-- Start of THE RECORDS --

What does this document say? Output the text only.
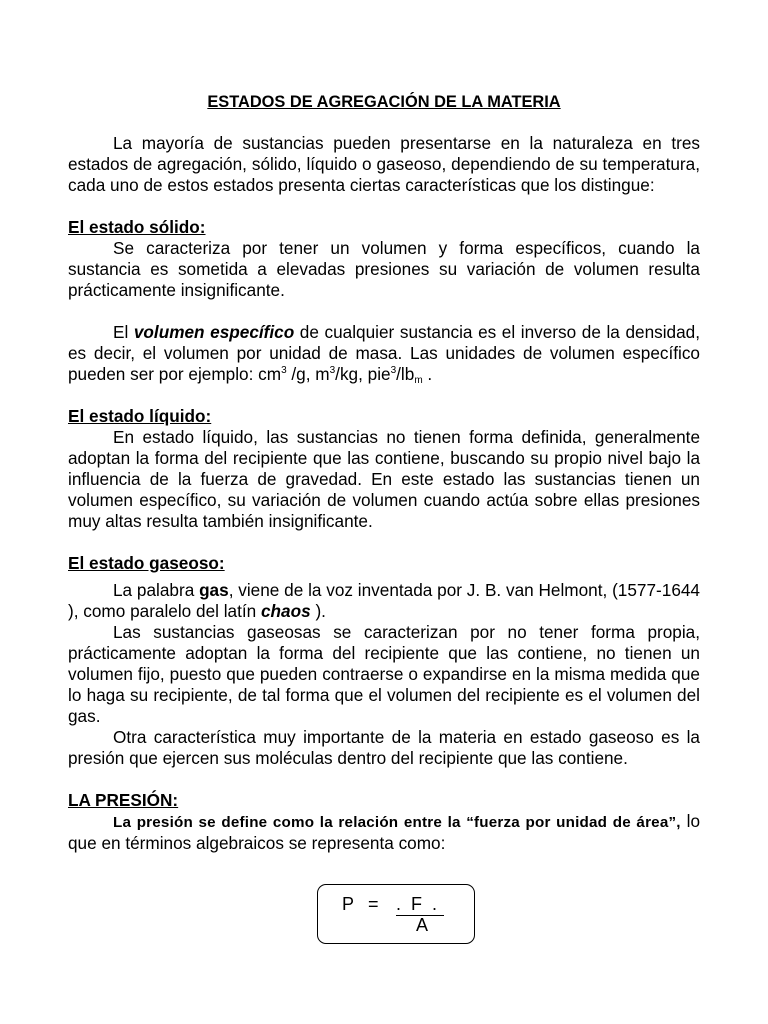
ESTADOS DE AGREGACIÓN DE LA MATERIA

La mayoría de sustancias pueden presentarse en la naturaleza en tres estados de agregación, sólido, líquido o gaseoso, dependiendo de su temperatura, cada uno de estos estados presenta ciertas características que los distingue:

El estado sólido:

Se caracteriza por tener un volumen y forma específicos, cuando la sustancia es sometida a elevadas presiones su variación de volumen resulta prácticamente insignificante.

El volumen específico de cualquier sustancia es el inverso de la densidad, es decir, el volumen por unidad de masa. Las unidades de volumen específico pueden ser por ejemplo: $cm^3$ /g, $m^3/kg$, $pie^3/lb_m$ .

El estado líquido:

En estado líquido, las sustancias no tienen forma definida, generalmente adoptan la forma del recipiente que las contiene, buscando su propio nivel bajo la influencia de la fuerza de gravedad. En este estado las sustancias tienen un volumen específico, su variación de volumen cuando actúa sobre ellas presiones muy altas resulta también insignificante.

El estado gaseoso:

La palabra gas, viene de la voz inventada por J. B. van Helmont, (1577-1644 ), como paralelo del latín chaos ).

Las sustancias gaseosas se caracterizan por no tener forma propia, prácticamente adoptan la forma del recipiente que las contiene, no tienen un volumen fijo, puesto que pueden contraerse o expandirse en la misma medida que lo haga su recipiente, de tal forma que el volumen del recipiente es el volumen del gas.

Otra característica muy importante de la materia en estado gaseoso es la presión que ejercen sus moléculas dentro del recipiente que las contiene.

LA PRESIÓN:

La presión se define como la relación entre la “fuerza por unidad de área”, lo que en términos algebraicos se representa como:

P = .  F  .
A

-- End of THE RECORDS --

* **SET EXERCISE**
Tally the lines of the data that contain the string "líquido" and report the total alone.

* **OUTPUT BELOW**
3